● Problem requirements:
Reproduce verbatim only the lines from the one containing "Read all visible content and emit it as JSON." through the last line below, both included.

● Extracted entries:
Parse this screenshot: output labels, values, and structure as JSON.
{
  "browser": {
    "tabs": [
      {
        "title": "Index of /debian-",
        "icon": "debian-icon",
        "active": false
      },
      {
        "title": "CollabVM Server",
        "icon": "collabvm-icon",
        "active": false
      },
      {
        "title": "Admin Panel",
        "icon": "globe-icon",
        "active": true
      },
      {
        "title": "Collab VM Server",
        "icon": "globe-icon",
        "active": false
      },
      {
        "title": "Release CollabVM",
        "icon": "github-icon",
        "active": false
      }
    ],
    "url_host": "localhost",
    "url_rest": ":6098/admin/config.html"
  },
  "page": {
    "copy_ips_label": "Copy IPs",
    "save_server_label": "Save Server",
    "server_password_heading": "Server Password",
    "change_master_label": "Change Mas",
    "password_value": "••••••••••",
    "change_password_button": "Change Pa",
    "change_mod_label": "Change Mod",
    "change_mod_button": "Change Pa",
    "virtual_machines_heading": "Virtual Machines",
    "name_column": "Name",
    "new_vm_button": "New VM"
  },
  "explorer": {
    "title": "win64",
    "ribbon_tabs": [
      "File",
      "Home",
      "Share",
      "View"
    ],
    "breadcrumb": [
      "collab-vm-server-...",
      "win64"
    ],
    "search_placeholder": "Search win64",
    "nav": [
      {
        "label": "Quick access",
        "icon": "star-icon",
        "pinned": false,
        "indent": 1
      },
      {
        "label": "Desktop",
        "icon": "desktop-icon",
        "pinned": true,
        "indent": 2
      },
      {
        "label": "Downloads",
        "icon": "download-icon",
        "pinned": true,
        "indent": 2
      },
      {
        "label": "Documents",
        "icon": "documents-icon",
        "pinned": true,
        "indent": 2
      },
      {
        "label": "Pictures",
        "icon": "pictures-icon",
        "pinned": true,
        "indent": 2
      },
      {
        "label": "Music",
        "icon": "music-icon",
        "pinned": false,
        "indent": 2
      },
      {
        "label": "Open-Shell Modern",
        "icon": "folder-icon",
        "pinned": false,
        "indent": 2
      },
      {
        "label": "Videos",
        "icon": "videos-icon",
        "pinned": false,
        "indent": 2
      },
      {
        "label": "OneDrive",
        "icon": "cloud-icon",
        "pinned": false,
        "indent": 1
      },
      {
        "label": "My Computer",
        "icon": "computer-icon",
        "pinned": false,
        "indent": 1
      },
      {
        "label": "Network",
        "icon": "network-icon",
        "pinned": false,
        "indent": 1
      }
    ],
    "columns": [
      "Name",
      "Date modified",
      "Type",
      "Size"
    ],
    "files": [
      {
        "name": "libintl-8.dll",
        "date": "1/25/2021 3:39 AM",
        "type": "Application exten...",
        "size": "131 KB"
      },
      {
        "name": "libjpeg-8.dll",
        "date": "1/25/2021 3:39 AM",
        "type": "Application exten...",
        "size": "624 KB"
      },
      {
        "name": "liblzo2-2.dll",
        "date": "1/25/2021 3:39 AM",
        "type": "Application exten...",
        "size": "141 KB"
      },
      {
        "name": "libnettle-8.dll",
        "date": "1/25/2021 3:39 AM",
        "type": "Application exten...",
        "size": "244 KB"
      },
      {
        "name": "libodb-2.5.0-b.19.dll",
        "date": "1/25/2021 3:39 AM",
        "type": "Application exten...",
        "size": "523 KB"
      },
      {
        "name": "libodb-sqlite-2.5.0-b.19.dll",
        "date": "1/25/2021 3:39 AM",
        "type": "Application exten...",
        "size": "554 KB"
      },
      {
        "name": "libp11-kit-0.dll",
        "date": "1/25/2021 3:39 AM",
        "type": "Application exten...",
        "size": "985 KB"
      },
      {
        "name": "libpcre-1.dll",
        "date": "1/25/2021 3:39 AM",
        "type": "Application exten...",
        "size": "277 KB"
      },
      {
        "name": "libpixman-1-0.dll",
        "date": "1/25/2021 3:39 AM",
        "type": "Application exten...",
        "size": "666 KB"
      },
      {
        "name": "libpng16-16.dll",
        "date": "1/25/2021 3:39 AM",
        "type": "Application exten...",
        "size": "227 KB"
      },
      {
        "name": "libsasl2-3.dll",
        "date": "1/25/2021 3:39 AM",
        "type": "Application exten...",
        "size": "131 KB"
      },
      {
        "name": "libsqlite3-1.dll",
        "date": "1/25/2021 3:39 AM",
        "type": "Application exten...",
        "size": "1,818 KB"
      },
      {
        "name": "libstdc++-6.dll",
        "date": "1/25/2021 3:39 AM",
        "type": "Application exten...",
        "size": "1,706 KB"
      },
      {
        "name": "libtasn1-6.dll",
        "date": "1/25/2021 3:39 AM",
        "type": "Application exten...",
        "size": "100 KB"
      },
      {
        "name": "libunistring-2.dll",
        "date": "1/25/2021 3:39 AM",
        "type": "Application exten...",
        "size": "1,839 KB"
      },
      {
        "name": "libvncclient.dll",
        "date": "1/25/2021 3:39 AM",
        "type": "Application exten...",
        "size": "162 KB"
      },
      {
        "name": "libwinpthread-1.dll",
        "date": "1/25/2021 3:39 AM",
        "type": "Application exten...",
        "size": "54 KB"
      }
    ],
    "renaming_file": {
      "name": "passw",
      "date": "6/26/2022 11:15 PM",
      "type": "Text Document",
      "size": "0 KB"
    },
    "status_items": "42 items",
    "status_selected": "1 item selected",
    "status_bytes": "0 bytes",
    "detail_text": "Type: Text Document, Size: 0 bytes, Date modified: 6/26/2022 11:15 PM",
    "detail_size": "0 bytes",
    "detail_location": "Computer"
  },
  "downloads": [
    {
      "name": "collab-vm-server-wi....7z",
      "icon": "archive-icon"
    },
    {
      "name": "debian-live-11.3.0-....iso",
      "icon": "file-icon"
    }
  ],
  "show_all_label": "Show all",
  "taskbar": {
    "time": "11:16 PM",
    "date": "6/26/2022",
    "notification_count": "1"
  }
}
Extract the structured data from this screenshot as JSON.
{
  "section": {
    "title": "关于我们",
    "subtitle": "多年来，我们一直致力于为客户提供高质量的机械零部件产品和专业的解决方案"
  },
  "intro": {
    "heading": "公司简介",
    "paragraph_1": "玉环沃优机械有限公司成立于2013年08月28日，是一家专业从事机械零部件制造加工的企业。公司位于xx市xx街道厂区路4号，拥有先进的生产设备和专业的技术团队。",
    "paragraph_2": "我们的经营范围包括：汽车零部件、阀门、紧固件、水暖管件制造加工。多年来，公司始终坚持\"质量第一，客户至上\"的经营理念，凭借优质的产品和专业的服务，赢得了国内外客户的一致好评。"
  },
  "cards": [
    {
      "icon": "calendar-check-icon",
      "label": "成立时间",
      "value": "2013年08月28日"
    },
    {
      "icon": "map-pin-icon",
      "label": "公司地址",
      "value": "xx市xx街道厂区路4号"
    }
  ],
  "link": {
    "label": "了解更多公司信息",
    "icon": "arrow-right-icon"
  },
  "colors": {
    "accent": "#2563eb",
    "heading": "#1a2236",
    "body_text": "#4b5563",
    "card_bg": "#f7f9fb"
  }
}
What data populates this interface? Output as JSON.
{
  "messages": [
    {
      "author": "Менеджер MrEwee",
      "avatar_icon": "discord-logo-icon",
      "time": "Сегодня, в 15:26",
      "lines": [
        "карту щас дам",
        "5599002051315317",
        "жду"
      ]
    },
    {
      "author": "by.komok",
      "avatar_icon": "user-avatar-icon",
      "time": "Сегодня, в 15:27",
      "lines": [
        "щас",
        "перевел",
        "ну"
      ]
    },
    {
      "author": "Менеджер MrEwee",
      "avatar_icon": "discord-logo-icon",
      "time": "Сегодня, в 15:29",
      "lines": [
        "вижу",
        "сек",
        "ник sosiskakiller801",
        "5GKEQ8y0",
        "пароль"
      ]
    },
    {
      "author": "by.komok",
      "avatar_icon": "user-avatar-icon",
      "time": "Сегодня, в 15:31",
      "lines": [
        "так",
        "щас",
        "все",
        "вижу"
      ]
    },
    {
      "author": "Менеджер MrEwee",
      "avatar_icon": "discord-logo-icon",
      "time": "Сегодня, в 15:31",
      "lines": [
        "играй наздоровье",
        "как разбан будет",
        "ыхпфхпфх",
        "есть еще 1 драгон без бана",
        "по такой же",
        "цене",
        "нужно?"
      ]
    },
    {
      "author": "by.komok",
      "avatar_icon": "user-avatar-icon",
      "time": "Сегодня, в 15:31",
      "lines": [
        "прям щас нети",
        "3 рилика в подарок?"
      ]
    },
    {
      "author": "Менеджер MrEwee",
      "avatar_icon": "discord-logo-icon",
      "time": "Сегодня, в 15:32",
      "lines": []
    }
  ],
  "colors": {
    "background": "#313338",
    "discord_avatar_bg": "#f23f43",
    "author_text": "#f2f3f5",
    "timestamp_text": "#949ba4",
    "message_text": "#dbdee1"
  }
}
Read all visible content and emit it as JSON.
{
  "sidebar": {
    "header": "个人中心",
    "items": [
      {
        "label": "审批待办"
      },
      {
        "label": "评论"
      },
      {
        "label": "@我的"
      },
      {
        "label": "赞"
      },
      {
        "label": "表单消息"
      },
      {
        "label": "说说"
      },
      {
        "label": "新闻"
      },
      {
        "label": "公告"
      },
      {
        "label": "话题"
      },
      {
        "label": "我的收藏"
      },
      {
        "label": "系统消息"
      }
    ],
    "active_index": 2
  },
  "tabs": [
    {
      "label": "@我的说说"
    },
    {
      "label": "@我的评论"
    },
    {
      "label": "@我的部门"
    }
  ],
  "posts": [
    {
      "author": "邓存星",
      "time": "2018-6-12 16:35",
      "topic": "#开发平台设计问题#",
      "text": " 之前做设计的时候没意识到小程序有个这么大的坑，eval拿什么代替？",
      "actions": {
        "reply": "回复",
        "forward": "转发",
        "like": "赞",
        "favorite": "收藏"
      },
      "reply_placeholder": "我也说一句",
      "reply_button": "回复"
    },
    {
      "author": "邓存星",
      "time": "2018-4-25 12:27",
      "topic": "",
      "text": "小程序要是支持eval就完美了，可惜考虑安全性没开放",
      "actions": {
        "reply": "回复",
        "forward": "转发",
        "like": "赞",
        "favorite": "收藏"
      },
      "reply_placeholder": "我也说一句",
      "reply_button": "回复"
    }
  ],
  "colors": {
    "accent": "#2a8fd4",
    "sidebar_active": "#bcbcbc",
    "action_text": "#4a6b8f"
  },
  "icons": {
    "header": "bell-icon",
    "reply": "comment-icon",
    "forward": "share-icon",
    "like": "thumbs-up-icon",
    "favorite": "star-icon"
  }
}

● Reply to the task:
Read all visible content and emit it as JSON.
{
  "sidebar": {
    "header": "个人中心",
    "items": [
      {
        "label": "审批待办"
      },
      {
        "label": "评论"
      },
      {
        "label": "@我的"
      },
      {
        "label": "赞"
      },
      {
        "label": "表单消息"
      },
      {
        "label": "说说"
      },
      {
        "label": "新闻"
      },
      {
        "label": "公告"
      },
      {
        "label": "话题"
      },
      {
        "label": "我的收藏"
      },
      {
        "label": "系统消息"
      }
    ],
    "active_index": 2
  },
  "tabs": [
    {
      "label": "@我的说说"
    },
    {
      "label": "@我的评论"
    },
    {
      "label": "@我的部门"
    }
  ],
  "posts": [
    {
      "author": "邓存星",
      "time": "2018-6-12 16:35",
      "topic": "#开发平台设计问题#",
      "text": " 之前做设计的时候没意识到小程序有个这么大的坑，eval拿什么代替？",
      "actions": {
        "reply": "回复",
        "forward": "转发",
        "like": "赞",
        "favorite": "收藏"
      },
      "reply_placeholder": "我也说一句",
      "reply_button": "回复"
    },
    {
      "author": "邓存星",
      "time": "2018-4-25 12:27",
      "topic": "",
      "text": "小程序要是支持eval就完美了，可惜考虑安全性没开放",
      "actions": {
        "reply": "回复",
        "forward": "转发",
        "like": "赞",
        "favorite": "收藏"
      },
      "reply_placeholder": "我也说一句",
      "reply_button": "回复"
    }
  ],
  "colors": {
    "accent": "#2a8fd4",
    "sidebar_active": "#bcbcbc",
    "action_text": "#4a6b8f"
  },
  "icons": {
    "header": "bell-icon",
    "reply": "comment-icon",
    "forward": "share-icon",
    "like": "thumbs-up-icon",
    "favorite": "star-icon"
  }
}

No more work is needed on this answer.